Aim of the exercise: Go through the entries below and pick out every line with "JSON".

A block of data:
--- START ---

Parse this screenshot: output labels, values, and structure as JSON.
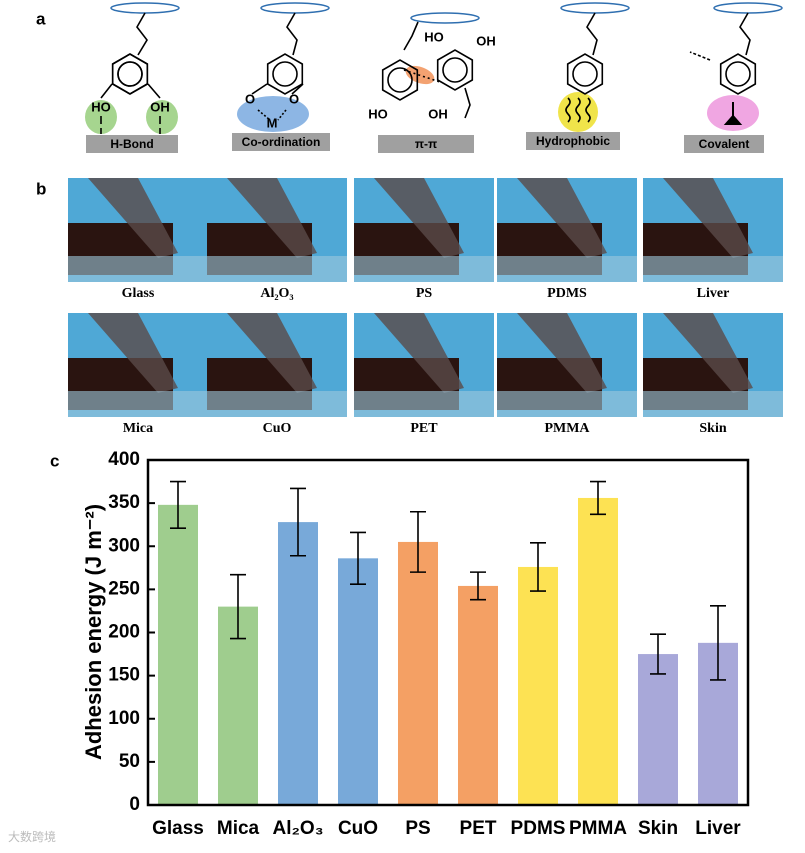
{
  "panel_labels": [
    "a",
    "b",
    "c"
  ],
  "motifs": [
    {
      "label": "H-Bond",
      "atoms": [
        "HO",
        "OH"
      ]
    },
    {
      "label": "Co-ordination",
      "atoms": [
        "O",
        "O",
        "M"
      ]
    },
    {
      "label": "π-π",
      "atoms": [
        "HO",
        "OH",
        "HO",
        "OH"
      ]
    },
    {
      "label": "Hydrophobic",
      "atoms": []
    },
    {
      "label": "Covalent",
      "atoms": []
    }
  ],
  "photos": {
    "row1": [
      "Glass",
      "Al₂O₃",
      "PS",
      "PDMS",
      "Liver"
    ],
    "row2": [
      "Mica",
      "CuO",
      "PET",
      "PMMA",
      "Skin"
    ]
  },
  "watermark": "大数跨境",
  "chart_data": {
    "type": "bar",
    "ylabel": "Adhesion energy (J m⁻²)",
    "categories": [
      "Glass",
      "Mica",
      "Al₂O₃",
      "CuO",
      "PS",
      "PET",
      "PDMS",
      "PMMA",
      "Skin",
      "Liver"
    ],
    "values": [
      348,
      230,
      328,
      286,
      305,
      254,
      276,
      356,
      175,
      188
    ],
    "errors": [
      27,
      37,
      39,
      30,
      35,
      16,
      28,
      19,
      23,
      43
    ],
    "colors": [
      "#9fcd8e",
      "#9fcd8e",
      "#78a9d9",
      "#78a9d9",
      "#f4a064",
      "#f4a064",
      "#fde253",
      "#fde253",
      "#a8a8d9",
      "#a8a8d9"
    ],
    "ylim": [
      0,
      400
    ],
    "yticks": [
      0,
      50,
      100,
      150,
      200,
      250,
      300,
      350,
      400
    ]
  }
}
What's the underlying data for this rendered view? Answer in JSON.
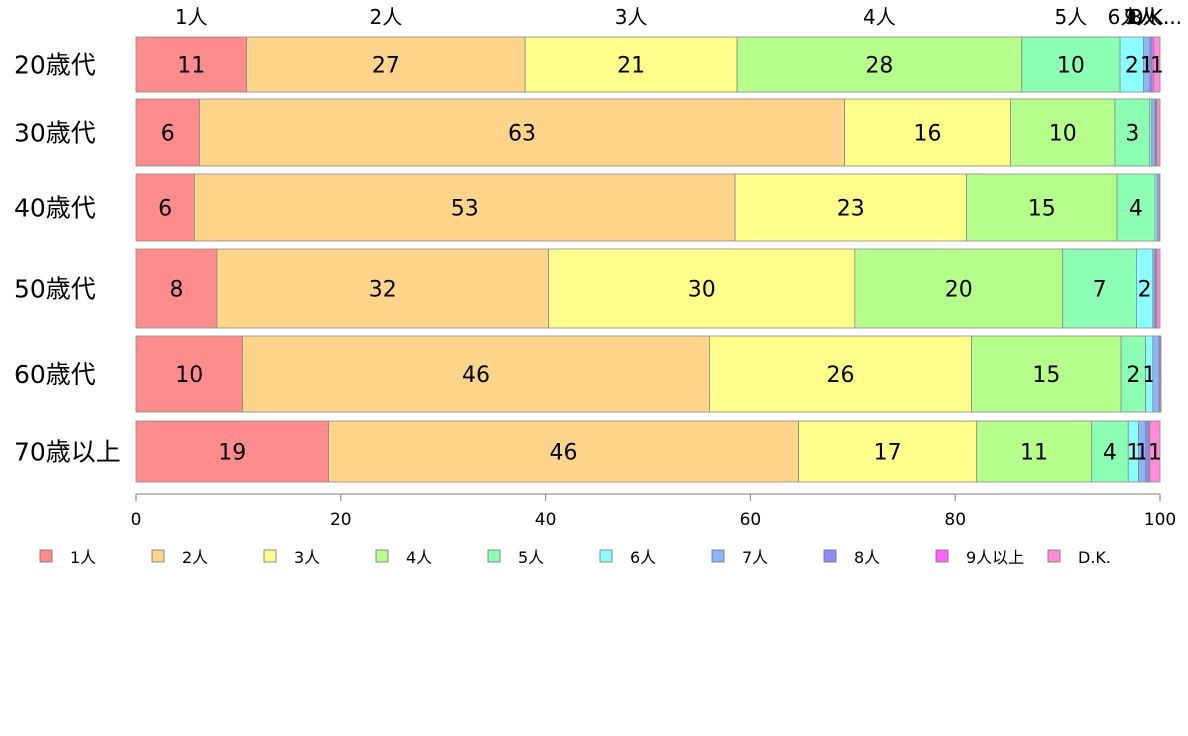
{
  "chart_data": {
    "type": "bar",
    "orientation": "horizontal",
    "stacked": true,
    "title": "",
    "xlabel": "",
    "ylabel": "",
    "xlim": [
      0,
      100
    ],
    "x_ticks": [
      0,
      20,
      40,
      60,
      80,
      100
    ],
    "legend_position": "bottom",
    "top_labels": [
      "1人",
      "2人",
      "3人",
      "4人",
      "5人",
      "6人",
      "7人",
      "8人",
      "9人...",
      "D.K..."
    ],
    "categories": [
      "20歳代",
      "30歳代",
      "40歳代",
      "50歳代",
      "60歳代",
      "70歳以上"
    ],
    "series": [
      {
        "name": "1人",
        "color": "#ff8c8c",
        "values": [
          10.8,
          6.2,
          5.7,
          7.9,
          10.4,
          18.8
        ]
      },
      {
        "name": "2人",
        "color": "#ffd58c",
        "values": [
          27.2,
          63.0,
          52.8,
          32.4,
          45.6,
          45.9
        ]
      },
      {
        "name": "3人",
        "color": "#ffff8c",
        "values": [
          20.7,
          16.2,
          22.6,
          29.9,
          25.6,
          17.4
        ]
      },
      {
        "name": "4人",
        "color": "#b6ff8c",
        "values": [
          27.8,
          10.2,
          14.7,
          20.3,
          14.6,
          11.2
        ]
      },
      {
        "name": "5人",
        "color": "#8cffb4",
        "values": [
          9.6,
          3.4,
          3.7,
          7.2,
          2.4,
          3.6
        ]
      },
      {
        "name": "6人",
        "color": "#8cffff",
        "values": [
          2.3,
          0.2,
          0.2,
          1.6,
          0.7,
          1.0
        ]
      },
      {
        "name": "7人",
        "color": "#8cb4ff",
        "values": [
          0.6,
          0.3,
          0.2,
          0.2,
          0.6,
          0.7
        ]
      },
      {
        "name": "8人",
        "color": "#8c8cff",
        "values": [
          0.2,
          0.1,
          0.0,
          0.1,
          0.1,
          0.3
        ]
      },
      {
        "name": "9人以上",
        "color": "#ff66ff",
        "values": [
          0.2,
          0.1,
          0.0,
          0.1,
          0.1,
          0.1
        ]
      },
      {
        "name": "D.K.",
        "color": "#ff8cd9",
        "values": [
          0.6,
          0.3,
          0.1,
          0.3,
          0.0,
          1.0
        ]
      }
    ],
    "data_labels": [
      [
        "11",
        "27",
        "21",
        "28",
        "10",
        "2",
        "1",
        "",
        "",
        "1"
      ],
      [
        "6",
        "63",
        "16",
        "10",
        "3",
        "",
        "",
        "",
        "",
        ""
      ],
      [
        "6",
        "53",
        "23",
        "15",
        "4",
        "",
        "",
        "",
        "",
        ""
      ],
      [
        "8",
        "32",
        "30",
        "20",
        "7",
        "2",
        "",
        "",
        "",
        ""
      ],
      [
        "10",
        "46",
        "26",
        "15",
        "2",
        "1",
        "",
        "",
        "",
        ""
      ],
      [
        "19",
        "46",
        "17",
        "11",
        "4",
        "1",
        "1",
        "",
        "",
        "1"
      ]
    ]
  }
}
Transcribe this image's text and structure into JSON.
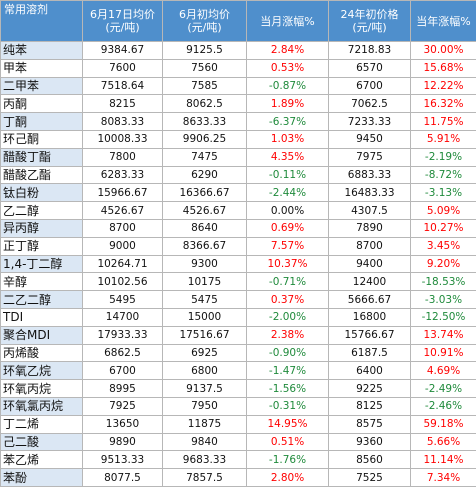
{
  "table": {
    "headers": [
      [
        "常用溶剂"
      ],
      [
        "6月17日均价",
        "(元/吨)"
      ],
      [
        "6月初均价",
        "(元/吨)"
      ],
      [
        "当月涨幅%"
      ],
      [
        "24年初价格",
        "(元/吨)"
      ],
      [
        "当年涨幅%"
      ]
    ],
    "rows": [
      [
        "纯苯",
        "9384.67",
        "9125.5",
        "2.84%",
        "7218.83",
        "30.00%"
      ],
      [
        "甲苯",
        "7600",
        "7560",
        "0.53%",
        "6570",
        "15.68%"
      ],
      [
        "二甲苯",
        "7518.64",
        "7585",
        "-0.87%",
        "6700",
        "12.22%"
      ],
      [
        "丙酮",
        "8215",
        "8062.5",
        "1.89%",
        "7062.5",
        "16.32%"
      ],
      [
        "丁酮",
        "8083.33",
        "8633.33",
        "-6.37%",
        "7233.33",
        "11.75%"
      ],
      [
        "环己酮",
        "10008.33",
        "9906.25",
        "1.03%",
        "9450",
        "5.91%"
      ],
      [
        "醋酸丁酯",
        "7800",
        "7475",
        "4.35%",
        "7975",
        "-2.19%"
      ],
      [
        "醋酸乙酯",
        "6283.33",
        "6290",
        "-0.11%",
        "6883.33",
        "-8.72%"
      ],
      [
        "钛白粉",
        "15966.67",
        "16366.67",
        "-2.44%",
        "16483.33",
        "-3.13%"
      ],
      [
        "乙二醇",
        "4526.67",
        "4526.67",
        "0.00%",
        "4307.5",
        "5.09%"
      ],
      [
        "异丙醇",
        "8700",
        "8640",
        "0.69%",
        "7890",
        "10.27%"
      ],
      [
        "正丁醇",
        "9000",
        "8366.67",
        "7.57%",
        "8700",
        "3.45%"
      ],
      [
        "1,4-丁二醇",
        "10264.71",
        "9300",
        "10.37%",
        "9400",
        "9.20%"
      ],
      [
        "辛醇",
        "10102.56",
        "10175",
        "-0.71%",
        "12400",
        "-18.53%"
      ],
      [
        "二乙二醇",
        "5495",
        "5475",
        "0.37%",
        "5666.67",
        "-3.03%"
      ],
      [
        "TDI",
        "14700",
        "15000",
        "-2.00%",
        "16800",
        "-12.50%"
      ],
      [
        "聚合MDI",
        "17933.33",
        "17516.67",
        "2.38%",
        "15766.67",
        "13.74%"
      ],
      [
        "丙烯酸",
        "6862.5",
        "6925",
        "-0.90%",
        "6187.5",
        "10.91%"
      ],
      [
        "环氧乙烷",
        "6700",
        "6800",
        "-1.47%",
        "6400",
        "4.69%"
      ],
      [
        "环氧丙烷",
        "8995",
        "9137.5",
        "-1.56%",
        "9225",
        "-2.49%"
      ],
      [
        "环氧氯丙烷",
        "7925",
        "7950",
        "-0.31%",
        "8125",
        "-2.46%"
      ],
      [
        "丁二烯",
        "13650",
        "11875",
        "14.95%",
        "8575",
        "59.18%"
      ],
      [
        "己二酸",
        "9890",
        "9840",
        "0.51%",
        "9360",
        "5.66%"
      ],
      [
        "苯乙烯",
        "9513.33",
        "9683.33",
        "-1.76%",
        "8560",
        "11.14%"
      ],
      [
        "苯酚",
        "8077.5",
        "7857.5",
        "2.80%",
        "7525",
        "7.34%"
      ]
    ]
  },
  "colors": {
    "header_bg": "#4f8fcc",
    "name_band": "#dbe7f4",
    "positive": "#ff0000",
    "negative": "#1f8a3b"
  }
}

--- END ---

Correct answer:
Parse this screenshot: output labels, values, and structure as JSON.
What's the underlying data for this rendered view? Answer in JSON.
Transcribe this image's text and structure into JSON.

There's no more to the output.